[指示 A]: 五和駅の文章によると、改札口の凧の飾り付けが取り外せるようになっているのはなぜか。文章に書かれている理由を一、二文で説明せよ。

[本文抜粋]:
昭和2年(1927年)6月開業、起点の金谷駅から5.0km地点、4駅目、所要時間約10分、島田市竹下、標高84mの島式ホーム一面二線の列車交換可能駅・終日無人駅である。なお、この駅を出発すると、金谷の町を離れ、大井川の自然の中を北上して行く。
(五和駅ホーム全景。)
静かな今風の住宅地の中であるが、開業当時の小さな木造駅舎が、ミスマッチの様に佇んでいる。最近は、駅名の語呂合わせから、「受験御利益の合格駅」として有名になっている。
丁度、受験シーズンにあたり、地元ボランティア会長のW氏が飾り付けを行っていた。この凧の飾り付けは、取り外しが可能になっており、鉄道ファンの撮影にも考慮している。また、五つの村が集まった事が、五和の地名由来になっているとの事。元々は、戦国時代末期、大井川の「天正の瀬替え」(1573-93年頃)により開拓された農村地帯であった。
(ホームから駅舎本屋。)
(凧で飾り付けされた改札口。合格祈願列車にも、タイアップしている。)

(データセット抜粋)
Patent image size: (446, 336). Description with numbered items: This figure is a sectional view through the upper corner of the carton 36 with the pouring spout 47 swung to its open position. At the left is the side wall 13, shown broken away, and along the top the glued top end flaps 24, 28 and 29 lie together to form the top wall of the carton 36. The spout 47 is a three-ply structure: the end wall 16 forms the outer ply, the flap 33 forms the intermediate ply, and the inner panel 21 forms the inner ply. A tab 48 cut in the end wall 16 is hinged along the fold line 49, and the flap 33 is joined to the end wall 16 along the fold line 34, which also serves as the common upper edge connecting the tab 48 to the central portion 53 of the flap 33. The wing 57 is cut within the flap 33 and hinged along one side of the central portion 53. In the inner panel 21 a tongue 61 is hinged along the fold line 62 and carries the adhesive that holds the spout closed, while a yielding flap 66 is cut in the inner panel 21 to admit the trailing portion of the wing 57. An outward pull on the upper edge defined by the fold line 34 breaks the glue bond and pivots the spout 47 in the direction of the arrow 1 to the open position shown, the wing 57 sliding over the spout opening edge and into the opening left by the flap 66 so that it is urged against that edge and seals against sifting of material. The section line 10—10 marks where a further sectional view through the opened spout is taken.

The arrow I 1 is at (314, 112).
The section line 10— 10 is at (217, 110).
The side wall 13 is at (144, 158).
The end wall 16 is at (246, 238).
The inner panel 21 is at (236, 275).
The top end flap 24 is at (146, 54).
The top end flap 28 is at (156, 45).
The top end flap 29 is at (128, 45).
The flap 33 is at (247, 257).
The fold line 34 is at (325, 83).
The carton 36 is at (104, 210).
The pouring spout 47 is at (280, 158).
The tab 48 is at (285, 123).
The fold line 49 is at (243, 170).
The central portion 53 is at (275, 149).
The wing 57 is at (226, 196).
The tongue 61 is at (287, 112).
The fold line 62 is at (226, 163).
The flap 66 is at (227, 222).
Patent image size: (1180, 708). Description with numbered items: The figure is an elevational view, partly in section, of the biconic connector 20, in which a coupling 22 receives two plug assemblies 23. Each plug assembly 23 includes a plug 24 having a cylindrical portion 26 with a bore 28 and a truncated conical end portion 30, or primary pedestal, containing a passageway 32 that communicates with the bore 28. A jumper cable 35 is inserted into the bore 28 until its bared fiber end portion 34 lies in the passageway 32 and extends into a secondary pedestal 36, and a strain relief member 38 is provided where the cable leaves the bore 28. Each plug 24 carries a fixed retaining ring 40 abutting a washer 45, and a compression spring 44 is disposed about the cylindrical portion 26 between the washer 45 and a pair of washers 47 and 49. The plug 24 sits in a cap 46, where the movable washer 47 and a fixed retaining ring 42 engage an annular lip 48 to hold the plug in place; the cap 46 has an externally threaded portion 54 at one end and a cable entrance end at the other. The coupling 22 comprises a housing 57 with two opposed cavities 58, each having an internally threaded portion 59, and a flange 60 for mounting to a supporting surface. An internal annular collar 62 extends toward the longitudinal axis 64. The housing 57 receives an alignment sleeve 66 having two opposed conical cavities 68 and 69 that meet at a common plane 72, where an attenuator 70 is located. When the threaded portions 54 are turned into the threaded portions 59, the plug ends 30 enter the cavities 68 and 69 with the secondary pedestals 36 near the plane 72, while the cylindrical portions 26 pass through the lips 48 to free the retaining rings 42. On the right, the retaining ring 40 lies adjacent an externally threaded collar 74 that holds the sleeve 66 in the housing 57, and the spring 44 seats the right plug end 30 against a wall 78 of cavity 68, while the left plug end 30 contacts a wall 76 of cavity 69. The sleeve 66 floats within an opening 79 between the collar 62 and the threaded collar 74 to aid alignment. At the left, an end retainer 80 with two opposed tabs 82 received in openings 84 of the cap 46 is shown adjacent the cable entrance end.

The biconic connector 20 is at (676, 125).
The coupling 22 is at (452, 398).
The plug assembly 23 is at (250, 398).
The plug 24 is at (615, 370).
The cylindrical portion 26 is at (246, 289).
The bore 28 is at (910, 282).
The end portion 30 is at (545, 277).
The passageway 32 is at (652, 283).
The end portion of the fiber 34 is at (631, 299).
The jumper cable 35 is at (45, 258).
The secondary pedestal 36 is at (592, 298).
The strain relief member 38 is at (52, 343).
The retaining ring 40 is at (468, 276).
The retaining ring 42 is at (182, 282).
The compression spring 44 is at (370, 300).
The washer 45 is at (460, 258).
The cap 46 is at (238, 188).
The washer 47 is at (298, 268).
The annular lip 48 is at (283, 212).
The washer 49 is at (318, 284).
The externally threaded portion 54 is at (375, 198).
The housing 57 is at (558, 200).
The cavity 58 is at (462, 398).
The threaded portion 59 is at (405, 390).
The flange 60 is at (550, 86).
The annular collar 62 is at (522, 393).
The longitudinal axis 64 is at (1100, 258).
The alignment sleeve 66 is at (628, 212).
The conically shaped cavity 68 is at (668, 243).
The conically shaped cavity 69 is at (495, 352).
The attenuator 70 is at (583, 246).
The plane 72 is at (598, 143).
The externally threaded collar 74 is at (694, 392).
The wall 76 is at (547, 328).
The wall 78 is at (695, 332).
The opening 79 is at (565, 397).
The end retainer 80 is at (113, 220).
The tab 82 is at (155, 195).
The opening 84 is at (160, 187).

[指示 B]: レコードの先頭から "The pouring spout 47 is at (280, 158)." を含む行までを、両端の行も含めて一字も変えずに書き写せ。

[最終結果 A]: 凧の飾り付けが取り外し可能になっているのは、鉄道ファンの撮影にも配慮しているためである。

[最終結果 B]:
Patent image size: (446, 336). Description with numbered items: This figure is a sectional view through the upper corner of the carton 36 with the pouring spout 47 swung to its open position. At the left is the side wall 13, shown broken away, and along the top the glued top end flaps 24, 28 and 29 lie together to form the top wall of the carton 36. The spout 47 is a three-ply structure: the end wall 16 forms the outer ply, the flap 33 forms the intermediate ply, and the inner panel 21 forms the inner ply. A tab 48 cut in the end wall 16 is hinged along the fold line 49, and the flap 33 is joined to the end wall 16 along the fold line 34, which also serves as the common upper edge connecting the tab 48 to the central portion 53 of the flap 33. The wing 57 is cut within the flap 33 and hinged along one side of the central portion 53. In the inner panel 21 a tongue 61 is hinged along the fold line 62 and carries the adhesive that holds the spout closed, while a yielding flap 66 is cut in the inner panel 21 to admit the trailing portion of the wing 57. An outward pull on the upper edge defined by the fold line 34 breaks the glue bond and pivots the spout 47 in the direction of the arrow 1 to the open position shown, the wing 57 sliding over the spout opening edge and into the opening left by the flap 66 so that it is urged against that edge and seals against sifting of material. The section line 10—10 marks where a further sectional view through the opened spout is taken.

The arrow I 1 is at (314, 112).
The section line 10— 10 is at (217, 110).
The side wall 13 is at (144, 158).
The end wall 16 is at (246, 238).
The inner panel 21 is at (236, 275).
The top end flap 24 is at (146, 54).
The top end flap 28 is at (156, 45).
The top end flap 29 is at (128, 45).
The flap 33 is at (247, 257).
The fold line 34 is at (325, 83).
The carton 36 is at (104, 210).
The pouring spout 47 is at (280, 158).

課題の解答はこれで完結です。